» Exercise brief
Are you able to quote each entry exactly as written?

» Records shown
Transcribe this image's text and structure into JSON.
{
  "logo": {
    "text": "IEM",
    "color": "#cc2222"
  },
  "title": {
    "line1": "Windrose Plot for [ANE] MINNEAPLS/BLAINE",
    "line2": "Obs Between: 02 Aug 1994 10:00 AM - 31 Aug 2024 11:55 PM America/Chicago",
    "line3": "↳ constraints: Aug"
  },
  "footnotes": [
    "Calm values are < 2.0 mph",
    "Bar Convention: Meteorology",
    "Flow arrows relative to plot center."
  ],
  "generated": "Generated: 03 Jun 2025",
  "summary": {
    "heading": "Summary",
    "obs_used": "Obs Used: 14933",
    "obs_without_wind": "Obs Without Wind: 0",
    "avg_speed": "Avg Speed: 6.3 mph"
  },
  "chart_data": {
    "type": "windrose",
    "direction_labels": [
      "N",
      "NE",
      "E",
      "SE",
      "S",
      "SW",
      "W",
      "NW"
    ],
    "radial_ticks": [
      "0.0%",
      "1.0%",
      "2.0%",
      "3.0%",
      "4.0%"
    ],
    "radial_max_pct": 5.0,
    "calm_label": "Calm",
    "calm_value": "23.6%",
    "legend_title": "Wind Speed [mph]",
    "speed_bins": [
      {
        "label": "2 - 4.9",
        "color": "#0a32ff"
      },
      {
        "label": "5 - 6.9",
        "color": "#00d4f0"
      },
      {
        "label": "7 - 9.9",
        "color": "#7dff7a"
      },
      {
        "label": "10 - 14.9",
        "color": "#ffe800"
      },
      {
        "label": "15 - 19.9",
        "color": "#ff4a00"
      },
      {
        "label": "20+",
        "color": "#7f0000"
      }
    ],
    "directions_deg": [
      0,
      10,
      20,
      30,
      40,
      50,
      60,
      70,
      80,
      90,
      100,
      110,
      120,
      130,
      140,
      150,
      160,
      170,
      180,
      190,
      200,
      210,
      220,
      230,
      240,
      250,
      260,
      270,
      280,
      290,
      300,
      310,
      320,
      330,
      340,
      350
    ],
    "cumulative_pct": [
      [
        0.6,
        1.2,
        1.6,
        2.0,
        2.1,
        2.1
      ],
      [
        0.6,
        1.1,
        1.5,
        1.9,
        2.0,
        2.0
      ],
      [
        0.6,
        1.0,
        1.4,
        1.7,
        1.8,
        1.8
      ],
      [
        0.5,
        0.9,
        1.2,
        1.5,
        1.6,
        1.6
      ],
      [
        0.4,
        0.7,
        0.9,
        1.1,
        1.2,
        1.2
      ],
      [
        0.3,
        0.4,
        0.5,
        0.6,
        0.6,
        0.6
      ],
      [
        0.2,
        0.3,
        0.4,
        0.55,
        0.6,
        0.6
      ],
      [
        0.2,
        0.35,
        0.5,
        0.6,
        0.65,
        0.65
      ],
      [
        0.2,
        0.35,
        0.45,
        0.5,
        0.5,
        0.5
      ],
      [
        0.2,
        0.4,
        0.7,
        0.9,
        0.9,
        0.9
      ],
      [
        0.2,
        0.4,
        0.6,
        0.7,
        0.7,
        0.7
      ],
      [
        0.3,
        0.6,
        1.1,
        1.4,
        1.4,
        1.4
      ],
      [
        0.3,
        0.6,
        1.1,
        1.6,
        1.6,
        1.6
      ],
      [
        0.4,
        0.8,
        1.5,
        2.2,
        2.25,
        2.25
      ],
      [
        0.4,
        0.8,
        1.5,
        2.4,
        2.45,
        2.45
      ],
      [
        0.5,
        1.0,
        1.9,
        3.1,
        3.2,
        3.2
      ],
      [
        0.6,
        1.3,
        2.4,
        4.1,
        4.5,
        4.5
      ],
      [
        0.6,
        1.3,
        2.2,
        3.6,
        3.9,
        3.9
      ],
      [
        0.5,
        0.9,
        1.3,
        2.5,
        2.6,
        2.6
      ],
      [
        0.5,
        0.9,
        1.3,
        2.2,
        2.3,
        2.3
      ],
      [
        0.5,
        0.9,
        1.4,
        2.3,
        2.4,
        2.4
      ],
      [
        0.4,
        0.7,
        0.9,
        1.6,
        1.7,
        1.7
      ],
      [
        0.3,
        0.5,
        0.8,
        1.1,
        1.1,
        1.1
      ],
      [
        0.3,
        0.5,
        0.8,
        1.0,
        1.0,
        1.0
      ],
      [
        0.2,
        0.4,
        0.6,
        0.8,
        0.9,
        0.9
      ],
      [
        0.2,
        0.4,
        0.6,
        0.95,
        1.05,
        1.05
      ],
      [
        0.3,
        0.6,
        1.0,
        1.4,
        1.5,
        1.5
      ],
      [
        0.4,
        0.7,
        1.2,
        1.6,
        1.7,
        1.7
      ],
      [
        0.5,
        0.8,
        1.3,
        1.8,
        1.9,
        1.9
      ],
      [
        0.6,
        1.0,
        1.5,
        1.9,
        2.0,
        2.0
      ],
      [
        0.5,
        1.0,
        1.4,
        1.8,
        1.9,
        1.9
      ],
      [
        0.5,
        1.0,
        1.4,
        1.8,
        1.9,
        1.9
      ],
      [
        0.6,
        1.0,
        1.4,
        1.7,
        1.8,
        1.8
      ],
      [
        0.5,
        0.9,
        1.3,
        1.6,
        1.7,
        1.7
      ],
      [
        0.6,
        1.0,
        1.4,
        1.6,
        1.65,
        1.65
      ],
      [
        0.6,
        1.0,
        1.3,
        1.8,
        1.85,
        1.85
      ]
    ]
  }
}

» The reply
Transcribe this image's text and structure into JSON.
{
  "logo": {
    "text": "IEM",
    "color": "#cc2222"
  },
  "title": {
    "line1": "Windrose Plot for [ANE] MINNEAPLS/BLAINE",
    "line2": "Obs Between: 02 Aug 1994 10:00 AM - 31 Aug 2024 11:55 PM America/Chicago",
    "line3": "↳ constraints: Aug"
  },
  "footnotes": [
    "Calm values are < 2.0 mph",
    "Bar Convention: Meteorology",
    "Flow arrows relative to plot center."
  ],
  "generated": "Generated: 03 Jun 2025",
  "summary": {
    "heading": "Summary",
    "obs_used": "Obs Used: 14933",
    "obs_without_wind": "Obs Without Wind: 0",
    "avg_speed": "Avg Speed: 6.3 mph"
  },
  "chart_data": {
    "type": "windrose",
    "direction_labels": [
      "N",
      "NE",
      "E",
      "SE",
      "S",
      "SW",
      "W",
      "NW"
    ],
    "radial_ticks": [
      "0.0%",
      "1.0%",
      "2.0%",
      "3.0%",
      "4.0%"
    ],
    "radial_max_pct": 5.0,
    "calm_label": "Calm",
    "calm_value": "23.6%",
    "legend_title": "Wind Speed [mph]",
    "speed_bins": [
      {
        "label": "2 - 4.9",
        "color": "#0a32ff"
      },
      {
        "label": "5 - 6.9",
        "color": "#00d4f0"
      },
      {
        "label": "7 - 9.9",
        "color": "#7dff7a"
      },
      {
        "label": "10 - 14.9",
        "color": "#ffe800"
      },
      {
        "label": "15 - 19.9",
        "color": "#ff4a00"
      },
      {
        "label": "20+",
        "color": "#7f0000"
      }
    ],
    "directions_deg": [
      0,
      10,
      20,
      30,
      40,
      50,
      60,
      70,
      80,
      90,
      100,
      110,
      120,
      130,
      140,
      150,
      160,
      170,
      180,
      190,
      200,
      210,
      220,
      230,
      240,
      250,
      260,
      270,
      280,
      290,
      300,
      310,
      320,
      330,
      340,
      350
    ],
    "cumulative_pct": [
      [
        0.6,
        1.2,
        1.6,
        2.0,
        2.1,
        2.1
      ],
      [
        0.6,
        1.1,
        1.5,
        1.9,
        2.0,
        2.0
      ],
      [
        0.6,
        1.0,
        1.4,
        1.7,
        1.8,
        1.8
      ],
      [
        0.5,
        0.9,
        1.2,
        1.5,
        1.6,
        1.6
      ],
      [
        0.4,
        0.7,
        0.9,
        1.1,
        1.2,
        1.2
      ],
      [
        0.3,
        0.4,
        0.5,
        0.6,
        0.6,
        0.6
      ],
      [
        0.2,
        0.3,
        0.4,
        0.55,
        0.6,
        0.6
      ],
      [
        0.2,
        0.35,
        0.5,
        0.6,
        0.65,
        0.65
      ],
      [
        0.2,
        0.35,
        0.45,
        0.5,
        0.5,
        0.5
      ],
      [
        0.2,
        0.4,
        0.7,
        0.9,
        0.9,
        0.9
      ],
      [
        0.2,
        0.4,
        0.6,
        0.7,
        0.7,
        0.7
      ],
      [
        0.3,
        0.6,
        1.1,
        1.4,
        1.4,
        1.4
      ],
      [
        0.3,
        0.6,
        1.1,
        1.6,
        1.6,
        1.6
      ],
      [
        0.4,
        0.8,
        1.5,
        2.2,
        2.25,
        2.25
      ],
      [
        0.4,
        0.8,
        1.5,
        2.4,
        2.45,
        2.45
      ],
      [
        0.5,
        1.0,
        1.9,
        3.1,
        3.2,
        3.2
      ],
      [
        0.6,
        1.3,
        2.4,
        4.1,
        4.5,
        4.5
      ],
      [
        0.6,
        1.3,
        2.2,
        3.6,
        3.9,
        3.9
      ],
      [
        0.5,
        0.9,
        1.3,
        2.5,
        2.6,
        2.6
      ],
      [
        0.5,
        0.9,
        1.3,
        2.2,
        2.3,
        2.3
      ],
      [
        0.5,
        0.9,
        1.4,
        2.3,
        2.4,
        2.4
      ],
      [
        0.4,
        0.7,
        0.9,
        1.6,
        1.7,
        1.7
      ],
      [
        0.3,
        0.5,
        0.8,
        1.1,
        1.1,
        1.1
      ],
      [
        0.3,
        0.5,
        0.8,
        1.0,
        1.0,
        1.0
      ],
      [
        0.2,
        0.4,
        0.6,
        0.8,
        0.9,
        0.9
      ],
      [
        0.2,
        0.4,
        0.6,
        0.95,
        1.05,
        1.05
      ],
      [
        0.3,
        0.6,
        1.0,
        1.4,
        1.5,
        1.5
      ],
      [
        0.4,
        0.7,
        1.2,
        1.6,
        1.7,
        1.7
      ],
      [
        0.5,
        0.8,
        1.3,
        1.8,
        1.9,
        1.9
      ],
      [
        0.6,
        1.0,
        1.5,
        1.9,
        2.0,
        2.0
      ],
      [
        0.5,
        1.0,
        1.4,
        1.8,
        1.9,
        1.9
      ],
      [
        0.5,
        1.0,
        1.4,
        1.8,
        1.9,
        1.9
      ],
      [
        0.6,
        1.0,
        1.4,
        1.7,
        1.8,
        1.8
      ],
      [
        0.5,
        0.9,
        1.3,
        1.6,
        1.7,
        1.7
      ],
      [
        0.6,
        1.0,
        1.4,
        1.6,
        1.65,
        1.65
      ],
      [
        0.6,
        1.0,
        1.3,
        1.8,
        1.85,
        1.85
      ]
    ]
  }
}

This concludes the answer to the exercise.